• SHORT TASK
Pick out each line below containing "select".

[begin DATA FOR THIS TASK]

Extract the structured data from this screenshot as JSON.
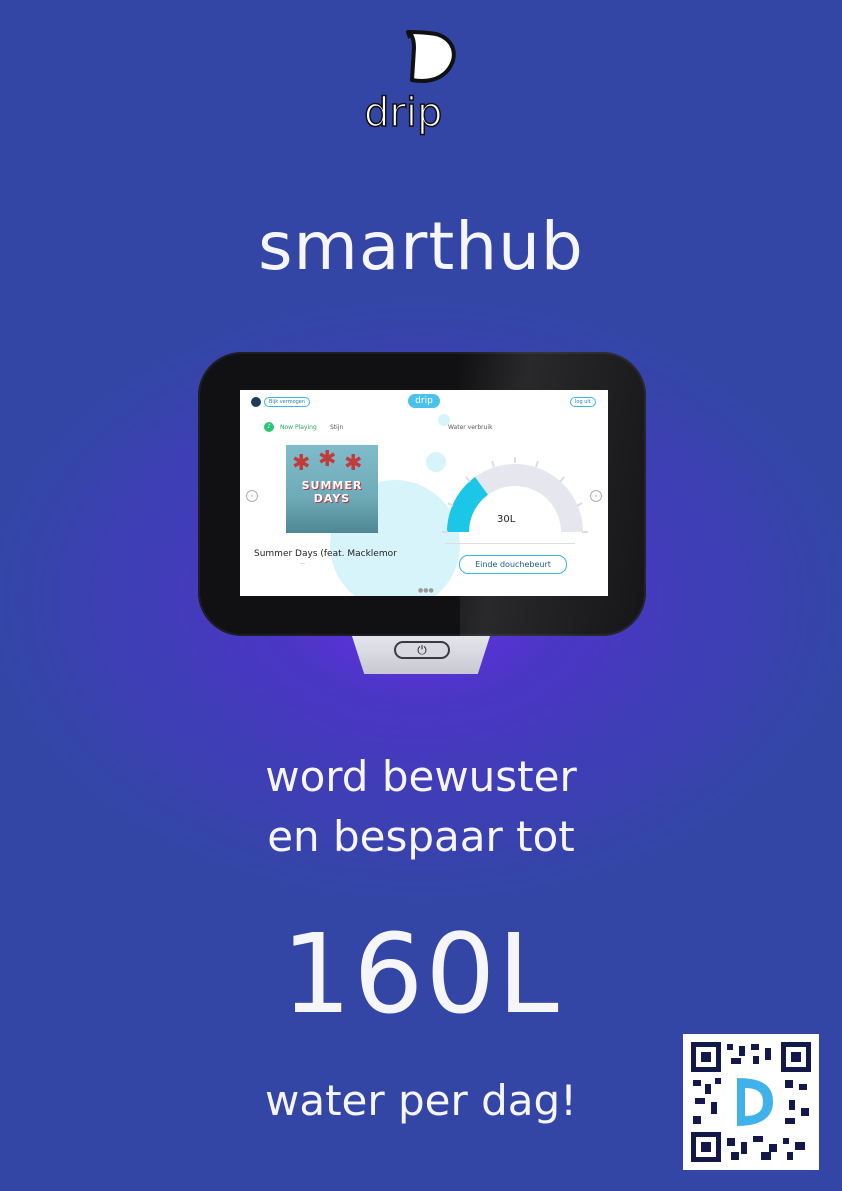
{
  "brand": {
    "logo_text": "drip"
  },
  "poster": {
    "title": "smarthub",
    "line1": "word bewuster",
    "line2": "en bespaar tot",
    "amount": "160L",
    "line3": "water per dag!"
  },
  "device_screen": {
    "header_left_pill": "Bijk vermogen",
    "header_logo": "drip",
    "header_right_pill": "log uit",
    "now_playing_label": "Now Playing",
    "now_playing_app": "Stijn",
    "water_label": "Water verbruik",
    "album_text": "SUMMER DAYS",
    "song_title": "Summer Days (feat. Macklemor",
    "gauge_value": "30L",
    "end_button": "Einde douchebeurt",
    "gauge_fraction": 0.3
  },
  "colors": {
    "background": "#3346a6",
    "glow": "#6c2cec",
    "accent": "#4ac2ec",
    "text": "#f5f5fa"
  },
  "icons": [
    "drip-logo",
    "power-icon",
    "qr-code"
  ]
}
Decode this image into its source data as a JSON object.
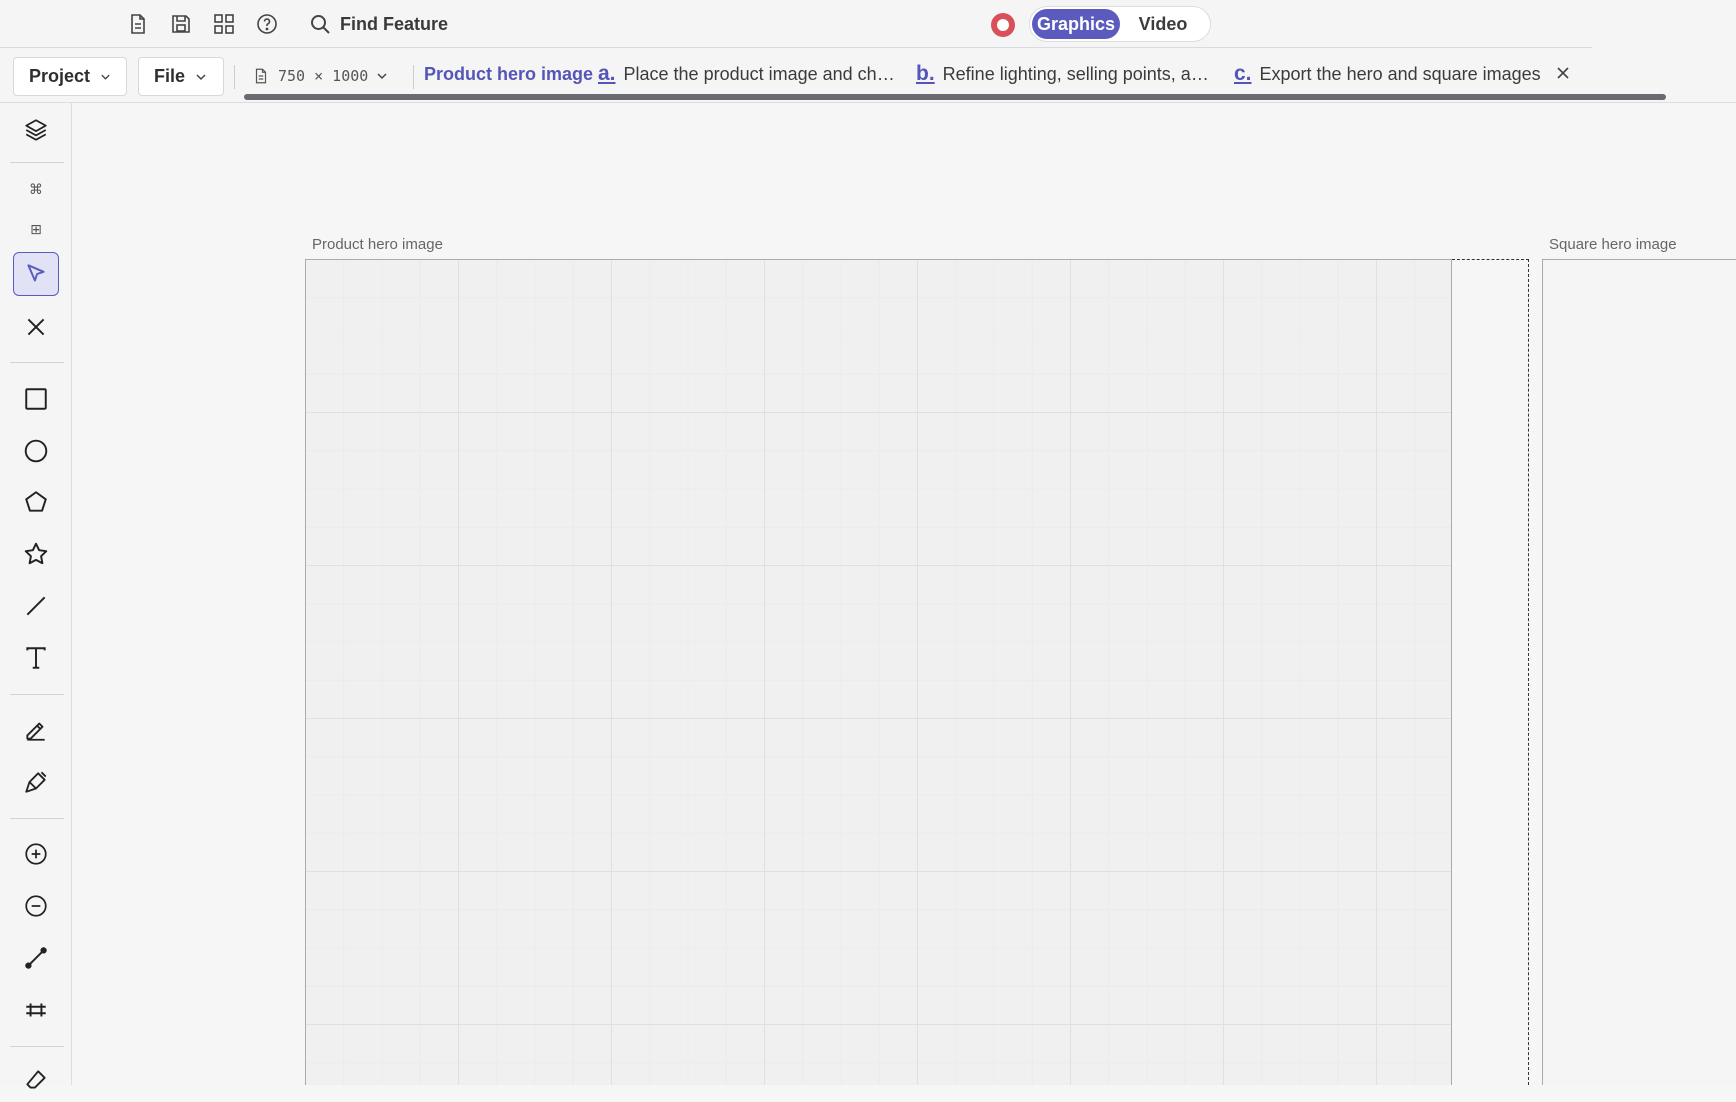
{
  "topbar": {
    "icons": [
      "new-document-icon",
      "save-icon",
      "grid-apps-icon",
      "help-icon"
    ],
    "find_feature_label": "Find Feature",
    "modes": {
      "graphics_label": "Graphics",
      "video_label": "Video",
      "active": "Graphics"
    },
    "accent_color": "#5b5bbd",
    "record_color": "#d9505b"
  },
  "subbar": {
    "project_label": "Project",
    "file_label": "File",
    "canvas_size": "750 × 1000",
    "project_title": "Product hero image",
    "steps": [
      {
        "letter": "a.",
        "text": "Place the product image and che···"
      },
      {
        "letter": "b.",
        "text": "Refine lighting, selling points, an···"
      },
      {
        "letter": "c.",
        "text": "Export the hero and square images"
      }
    ]
  },
  "leftbar": {
    "tools": [
      "layers-icon",
      "command-icon",
      "grid-icon",
      "select-arrow-icon",
      "close-icon",
      "rectangle-icon",
      "ellipse-icon",
      "polygon-icon",
      "star-icon",
      "line-icon",
      "text-icon",
      "pen-icon",
      "brush-icon",
      "zoom-in-icon",
      "zoom-out-icon",
      "connector-icon",
      "align-icon",
      "eraser-icon"
    ],
    "selected_tool": "select-arrow-icon",
    "command_glyph": "⌘",
    "grid_glyph": "⊞"
  },
  "canvas": {
    "artboards": [
      {
        "label": "Product hero image"
      },
      {
        "label": "Square hero image"
      }
    ]
  }
}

[end DATA FOR THIS TASK]

• SOLUTION FOR THIS EXERCISE
      "select-arrow-icon",
    "selected_tool": "select-arrow-icon",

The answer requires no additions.